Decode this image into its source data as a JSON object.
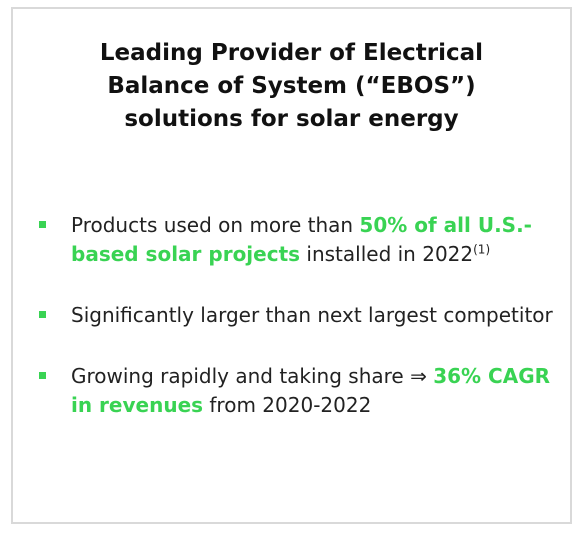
{
  "title": {
    "line1": "Leading Provider of Electrical",
    "line2": "Balance of System (“EBOS”)",
    "line3": "solutions for solar energy"
  },
  "bullets": [
    {
      "text_before": "Products used on more than ",
      "highlight": "50% of all U.S.-based solar projects",
      "text_after": " installed in 2022",
      "footnote": "(1)"
    },
    {
      "text_before": "Significantly larger than next largest competitor"
    },
    {
      "text_before": "Growing rapidly and taking share ⇒ ",
      "highlight": "36% CAGR in revenues",
      "text_after": " from 2020-2022"
    }
  ],
  "colors": {
    "accent": "#39d353",
    "text": "#222222",
    "border": "#d9d9d9"
  }
}
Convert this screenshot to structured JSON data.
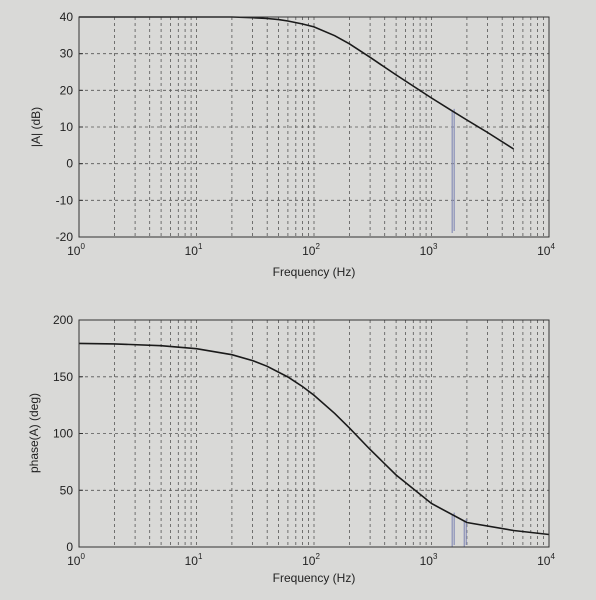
{
  "chart_data": [
    {
      "type": "line",
      "xlabel": "Frequency (Hz)",
      "ylabel": "|A| (dB)",
      "xscale": "log",
      "xlim": [
        1,
        10000
      ],
      "ylim": [
        -20,
        40
      ],
      "xticks": [
        {
          "base": "10",
          "exp": "0"
        },
        {
          "base": "10",
          "exp": "1"
        },
        {
          "base": "10",
          "exp": "2"
        },
        {
          "base": "10",
          "exp": "3"
        },
        {
          "base": "10",
          "exp": "4"
        }
      ],
      "yticks": [
        "40",
        "30",
        "20",
        "10",
        "0",
        "-10",
        "-20"
      ],
      "grid": true,
      "series": [
        {
          "x": [
            1,
            10,
            20,
            30,
            40,
            50,
            60,
            80,
            100,
            150,
            200,
            300,
            500,
            1000,
            1500,
            2000,
            3000,
            5000
          ],
          "y": [
            40,
            40,
            40,
            39.8,
            39.6,
            39.3,
            38.9,
            38.1,
            37.3,
            34.9,
            32.7,
            29.0,
            24.2,
            17.9,
            14.4,
            11.9,
            8.5,
            4.0
          ]
        }
      ],
      "annotations": [
        {
          "type": "vertical-marker",
          "x": 1500
        }
      ],
      "colors": {
        "curve": "#1a1a1a",
        "marker": "#8a90b8"
      }
    },
    {
      "type": "line",
      "xlabel": "Frequency (Hz)",
      "ylabel": "phase(A) (deg)",
      "xscale": "log",
      "xlim": [
        1,
        10000
      ],
      "ylim": [
        0,
        200
      ],
      "xticks": [
        {
          "base": "10",
          "exp": "0"
        },
        {
          "base": "10",
          "exp": "1"
        },
        {
          "base": "10",
          "exp": "2"
        },
        {
          "base": "10",
          "exp": "3"
        },
        {
          "base": "10",
          "exp": "4"
        }
      ],
      "yticks": [
        "200",
        "150",
        "100",
        "50",
        "0"
      ],
      "grid": true,
      "series": [
        {
          "x": [
            1,
            2,
            5,
            10,
            20,
            30,
            40,
            60,
            80,
            100,
            150,
            200,
            300,
            500,
            1000,
            2000,
            5000,
            10000
          ],
          "y": [
            179.4,
            178.9,
            177.4,
            174.7,
            169.4,
            164.2,
            159.2,
            149.8,
            141.3,
            133.7,
            117.7,
            104.9,
            85.9,
            63.4,
            38.3,
            21.6,
            14.5,
            11.0
          ]
        }
      ],
      "annotations": [
        {
          "type": "vertical-marker",
          "x": 1500
        },
        {
          "type": "vertical-marker",
          "x": 1900
        }
      ],
      "colors": {
        "curve": "#1a1a1a",
        "marker": "#3d4266"
      }
    }
  ]
}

******************************

Examine the records and pull out every line where the string "solar" occurs.

## Final answer
    "line3": "solutions for solar energy"
      "highlight": "50% of all U.S.-based solar projects",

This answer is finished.